◆ **Problem**
From the listing below, count the lines where the string "houses" occurs. Give the number, with no other words.

◆ **Exercise materials**
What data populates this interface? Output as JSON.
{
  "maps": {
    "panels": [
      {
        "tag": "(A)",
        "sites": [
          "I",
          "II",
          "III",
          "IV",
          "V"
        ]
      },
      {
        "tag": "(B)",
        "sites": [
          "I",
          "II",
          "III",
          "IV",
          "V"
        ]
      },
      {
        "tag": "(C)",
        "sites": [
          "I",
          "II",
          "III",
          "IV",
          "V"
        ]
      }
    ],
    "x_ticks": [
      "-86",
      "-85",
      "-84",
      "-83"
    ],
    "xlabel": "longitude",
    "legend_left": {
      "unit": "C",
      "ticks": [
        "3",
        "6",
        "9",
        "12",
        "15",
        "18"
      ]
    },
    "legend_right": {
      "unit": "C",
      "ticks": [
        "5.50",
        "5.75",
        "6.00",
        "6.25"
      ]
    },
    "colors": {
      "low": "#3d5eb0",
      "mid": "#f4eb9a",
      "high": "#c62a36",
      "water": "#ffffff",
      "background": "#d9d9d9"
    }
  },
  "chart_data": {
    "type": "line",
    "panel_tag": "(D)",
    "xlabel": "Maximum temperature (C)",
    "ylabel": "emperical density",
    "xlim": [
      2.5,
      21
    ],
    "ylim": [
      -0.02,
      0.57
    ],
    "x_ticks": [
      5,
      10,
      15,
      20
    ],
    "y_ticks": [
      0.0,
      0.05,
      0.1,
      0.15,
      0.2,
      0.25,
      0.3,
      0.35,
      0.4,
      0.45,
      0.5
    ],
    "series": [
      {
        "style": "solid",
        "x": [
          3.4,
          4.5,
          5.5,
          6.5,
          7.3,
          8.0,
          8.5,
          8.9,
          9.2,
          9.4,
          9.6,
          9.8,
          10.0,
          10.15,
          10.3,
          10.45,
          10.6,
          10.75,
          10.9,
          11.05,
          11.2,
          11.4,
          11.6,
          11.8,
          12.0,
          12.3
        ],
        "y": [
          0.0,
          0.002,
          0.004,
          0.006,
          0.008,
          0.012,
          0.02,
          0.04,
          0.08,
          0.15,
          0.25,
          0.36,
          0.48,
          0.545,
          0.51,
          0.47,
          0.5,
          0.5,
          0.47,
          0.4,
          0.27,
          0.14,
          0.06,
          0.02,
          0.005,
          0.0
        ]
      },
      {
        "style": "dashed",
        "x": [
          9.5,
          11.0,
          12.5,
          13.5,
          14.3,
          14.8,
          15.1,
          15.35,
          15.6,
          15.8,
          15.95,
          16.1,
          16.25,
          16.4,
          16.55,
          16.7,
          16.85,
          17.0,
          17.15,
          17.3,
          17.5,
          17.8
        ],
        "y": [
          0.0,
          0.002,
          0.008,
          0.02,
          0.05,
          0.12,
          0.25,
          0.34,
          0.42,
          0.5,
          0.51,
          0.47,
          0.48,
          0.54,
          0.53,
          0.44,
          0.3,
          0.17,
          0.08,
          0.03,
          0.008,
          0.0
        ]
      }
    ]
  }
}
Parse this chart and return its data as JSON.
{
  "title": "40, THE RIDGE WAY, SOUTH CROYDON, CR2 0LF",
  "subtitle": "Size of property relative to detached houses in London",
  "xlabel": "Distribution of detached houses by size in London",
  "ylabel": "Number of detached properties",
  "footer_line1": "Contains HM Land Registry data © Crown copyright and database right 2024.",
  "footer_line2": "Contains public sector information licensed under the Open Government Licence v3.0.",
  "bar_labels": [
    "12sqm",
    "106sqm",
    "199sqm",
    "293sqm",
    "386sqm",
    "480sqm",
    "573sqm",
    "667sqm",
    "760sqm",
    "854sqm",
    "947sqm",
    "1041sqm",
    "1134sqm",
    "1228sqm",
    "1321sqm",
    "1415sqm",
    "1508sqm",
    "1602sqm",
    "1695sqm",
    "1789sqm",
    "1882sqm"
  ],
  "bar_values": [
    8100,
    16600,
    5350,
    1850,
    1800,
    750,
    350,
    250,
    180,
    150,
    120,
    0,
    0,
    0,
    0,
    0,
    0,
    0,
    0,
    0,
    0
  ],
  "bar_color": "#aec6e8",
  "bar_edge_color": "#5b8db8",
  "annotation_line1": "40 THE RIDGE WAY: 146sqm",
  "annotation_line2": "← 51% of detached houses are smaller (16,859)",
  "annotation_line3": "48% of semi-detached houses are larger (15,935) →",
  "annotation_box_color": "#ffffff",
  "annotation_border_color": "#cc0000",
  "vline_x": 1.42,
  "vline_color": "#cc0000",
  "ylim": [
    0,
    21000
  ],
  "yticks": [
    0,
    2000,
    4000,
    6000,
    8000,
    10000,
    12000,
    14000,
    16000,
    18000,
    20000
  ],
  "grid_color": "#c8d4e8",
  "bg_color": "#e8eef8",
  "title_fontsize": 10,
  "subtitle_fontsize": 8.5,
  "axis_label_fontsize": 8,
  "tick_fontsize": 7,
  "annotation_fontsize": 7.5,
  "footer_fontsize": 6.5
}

◆ **Task output**
4